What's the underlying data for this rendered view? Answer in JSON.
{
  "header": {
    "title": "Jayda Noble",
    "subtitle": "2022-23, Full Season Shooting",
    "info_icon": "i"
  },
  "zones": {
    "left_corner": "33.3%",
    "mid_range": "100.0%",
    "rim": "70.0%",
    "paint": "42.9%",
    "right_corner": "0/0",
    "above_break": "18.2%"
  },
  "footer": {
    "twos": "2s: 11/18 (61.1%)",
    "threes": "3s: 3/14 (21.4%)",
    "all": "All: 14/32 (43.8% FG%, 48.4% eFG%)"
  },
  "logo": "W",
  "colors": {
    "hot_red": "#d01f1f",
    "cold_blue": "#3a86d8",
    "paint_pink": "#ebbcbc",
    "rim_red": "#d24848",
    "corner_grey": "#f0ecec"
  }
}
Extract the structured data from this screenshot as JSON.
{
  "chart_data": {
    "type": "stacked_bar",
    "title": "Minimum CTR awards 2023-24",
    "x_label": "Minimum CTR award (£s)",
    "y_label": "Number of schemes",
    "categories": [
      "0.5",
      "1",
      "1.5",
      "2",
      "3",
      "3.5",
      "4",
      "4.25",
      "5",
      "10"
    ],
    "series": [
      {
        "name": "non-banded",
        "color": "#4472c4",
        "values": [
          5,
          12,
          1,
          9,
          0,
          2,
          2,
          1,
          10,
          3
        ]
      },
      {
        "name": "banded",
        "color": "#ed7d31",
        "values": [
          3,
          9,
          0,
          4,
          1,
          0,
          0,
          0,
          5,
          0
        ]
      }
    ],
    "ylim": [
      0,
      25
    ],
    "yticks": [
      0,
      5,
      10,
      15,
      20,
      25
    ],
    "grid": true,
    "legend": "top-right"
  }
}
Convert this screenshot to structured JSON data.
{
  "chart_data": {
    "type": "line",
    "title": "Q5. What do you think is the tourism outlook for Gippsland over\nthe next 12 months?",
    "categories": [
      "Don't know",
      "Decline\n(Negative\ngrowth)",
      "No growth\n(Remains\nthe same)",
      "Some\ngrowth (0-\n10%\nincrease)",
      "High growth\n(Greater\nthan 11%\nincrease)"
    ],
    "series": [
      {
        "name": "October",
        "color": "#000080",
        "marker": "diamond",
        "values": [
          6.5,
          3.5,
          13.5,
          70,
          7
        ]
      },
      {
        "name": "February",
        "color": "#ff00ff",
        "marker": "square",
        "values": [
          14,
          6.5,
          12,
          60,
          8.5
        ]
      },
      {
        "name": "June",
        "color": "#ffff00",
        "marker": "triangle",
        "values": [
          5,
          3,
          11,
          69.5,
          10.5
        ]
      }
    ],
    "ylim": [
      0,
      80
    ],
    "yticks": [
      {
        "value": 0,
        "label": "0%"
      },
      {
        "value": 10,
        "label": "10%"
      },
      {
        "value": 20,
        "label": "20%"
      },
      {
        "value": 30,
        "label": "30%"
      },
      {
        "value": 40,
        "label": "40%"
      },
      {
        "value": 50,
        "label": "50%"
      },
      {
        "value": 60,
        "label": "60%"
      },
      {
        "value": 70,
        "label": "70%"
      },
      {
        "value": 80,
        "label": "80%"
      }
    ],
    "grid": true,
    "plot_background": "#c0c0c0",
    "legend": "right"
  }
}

──────

● **Instructions to follow**:
Where a line above holds the string "JSON", show that line.

● **Response below**:
What's the underlying data for this rendered view? Answer in JSON.
Extract the structured data from this screenshot as JSON.
Convert this screenshot to structured JSON data.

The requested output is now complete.